-- BEGIN The records --

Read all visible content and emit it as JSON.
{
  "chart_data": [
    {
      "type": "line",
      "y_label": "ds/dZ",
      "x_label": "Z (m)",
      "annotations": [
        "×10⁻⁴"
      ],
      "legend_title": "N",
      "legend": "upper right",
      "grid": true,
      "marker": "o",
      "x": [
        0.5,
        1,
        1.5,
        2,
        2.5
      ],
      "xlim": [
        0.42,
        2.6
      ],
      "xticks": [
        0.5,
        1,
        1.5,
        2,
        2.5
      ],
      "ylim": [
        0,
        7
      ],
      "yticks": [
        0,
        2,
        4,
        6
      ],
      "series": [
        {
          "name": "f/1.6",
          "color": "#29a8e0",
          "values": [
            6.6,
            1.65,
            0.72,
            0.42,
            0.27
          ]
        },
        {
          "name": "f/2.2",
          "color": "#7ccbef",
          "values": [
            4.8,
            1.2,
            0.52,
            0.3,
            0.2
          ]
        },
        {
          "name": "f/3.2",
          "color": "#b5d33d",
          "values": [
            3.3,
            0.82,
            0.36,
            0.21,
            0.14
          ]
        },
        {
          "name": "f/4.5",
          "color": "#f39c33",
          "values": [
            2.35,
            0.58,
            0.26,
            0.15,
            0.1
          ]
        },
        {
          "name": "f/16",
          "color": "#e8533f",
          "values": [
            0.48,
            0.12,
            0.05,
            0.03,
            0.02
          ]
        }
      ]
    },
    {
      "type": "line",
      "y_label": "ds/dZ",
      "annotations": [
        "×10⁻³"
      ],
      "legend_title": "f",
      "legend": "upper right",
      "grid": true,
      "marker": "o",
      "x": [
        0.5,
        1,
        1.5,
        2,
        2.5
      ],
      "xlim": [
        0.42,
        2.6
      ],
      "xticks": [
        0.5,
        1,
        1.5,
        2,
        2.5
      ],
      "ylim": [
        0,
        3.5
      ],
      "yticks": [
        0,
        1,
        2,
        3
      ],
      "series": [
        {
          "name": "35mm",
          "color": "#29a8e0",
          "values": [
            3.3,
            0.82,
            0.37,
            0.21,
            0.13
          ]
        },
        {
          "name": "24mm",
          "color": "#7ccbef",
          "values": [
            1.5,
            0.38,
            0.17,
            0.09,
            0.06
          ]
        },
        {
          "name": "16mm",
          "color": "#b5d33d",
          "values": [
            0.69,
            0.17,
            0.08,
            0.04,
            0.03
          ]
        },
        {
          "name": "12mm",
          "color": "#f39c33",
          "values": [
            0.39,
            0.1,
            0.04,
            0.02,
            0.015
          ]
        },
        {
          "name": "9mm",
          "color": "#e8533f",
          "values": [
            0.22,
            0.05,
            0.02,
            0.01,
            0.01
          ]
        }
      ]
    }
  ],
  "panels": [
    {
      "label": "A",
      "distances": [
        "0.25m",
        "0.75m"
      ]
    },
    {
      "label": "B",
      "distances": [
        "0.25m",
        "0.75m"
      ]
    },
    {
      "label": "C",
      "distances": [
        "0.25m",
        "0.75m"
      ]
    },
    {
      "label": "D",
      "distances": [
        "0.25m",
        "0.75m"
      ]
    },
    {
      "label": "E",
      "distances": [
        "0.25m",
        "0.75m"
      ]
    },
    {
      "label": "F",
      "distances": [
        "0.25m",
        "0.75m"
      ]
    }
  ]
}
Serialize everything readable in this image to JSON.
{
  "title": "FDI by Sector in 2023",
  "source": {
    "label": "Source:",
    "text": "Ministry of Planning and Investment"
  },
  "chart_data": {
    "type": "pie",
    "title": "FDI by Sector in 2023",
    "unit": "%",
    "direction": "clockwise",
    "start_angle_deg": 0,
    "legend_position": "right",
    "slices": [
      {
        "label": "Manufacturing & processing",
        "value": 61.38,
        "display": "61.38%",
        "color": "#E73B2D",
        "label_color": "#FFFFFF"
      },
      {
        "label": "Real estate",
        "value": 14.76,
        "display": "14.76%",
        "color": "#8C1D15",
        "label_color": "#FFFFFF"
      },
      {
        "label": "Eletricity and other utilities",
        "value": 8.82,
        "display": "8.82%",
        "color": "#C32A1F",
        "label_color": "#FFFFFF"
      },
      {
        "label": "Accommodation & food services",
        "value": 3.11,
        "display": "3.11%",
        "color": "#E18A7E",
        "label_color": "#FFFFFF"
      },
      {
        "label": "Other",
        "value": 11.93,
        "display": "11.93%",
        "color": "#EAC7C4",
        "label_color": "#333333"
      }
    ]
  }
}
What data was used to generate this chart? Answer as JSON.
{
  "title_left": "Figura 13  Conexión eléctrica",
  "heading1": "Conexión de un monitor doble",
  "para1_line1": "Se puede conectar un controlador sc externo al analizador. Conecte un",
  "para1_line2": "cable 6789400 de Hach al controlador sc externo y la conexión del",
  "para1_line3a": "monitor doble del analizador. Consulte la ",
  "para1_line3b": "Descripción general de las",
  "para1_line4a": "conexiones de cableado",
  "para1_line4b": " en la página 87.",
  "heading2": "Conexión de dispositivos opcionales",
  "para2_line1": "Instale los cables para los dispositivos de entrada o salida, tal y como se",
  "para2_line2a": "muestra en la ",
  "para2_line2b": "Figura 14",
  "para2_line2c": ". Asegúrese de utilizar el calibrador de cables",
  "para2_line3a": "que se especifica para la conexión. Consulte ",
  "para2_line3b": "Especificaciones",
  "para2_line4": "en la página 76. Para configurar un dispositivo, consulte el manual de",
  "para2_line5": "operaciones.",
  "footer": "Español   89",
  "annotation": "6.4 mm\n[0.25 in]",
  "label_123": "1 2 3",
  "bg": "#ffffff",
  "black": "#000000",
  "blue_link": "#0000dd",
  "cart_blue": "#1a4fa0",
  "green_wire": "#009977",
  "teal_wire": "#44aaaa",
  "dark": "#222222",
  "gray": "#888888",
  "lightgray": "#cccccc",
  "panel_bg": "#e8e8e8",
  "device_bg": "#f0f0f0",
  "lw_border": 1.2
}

-- END The records --

Whichever lines contain the string "JSON", select and copy them.

The result:
Read all visible content and emit it as JSON.
Serialize everything readable in this image to JSON.
What data was used to generate this chart? Answer as JSON.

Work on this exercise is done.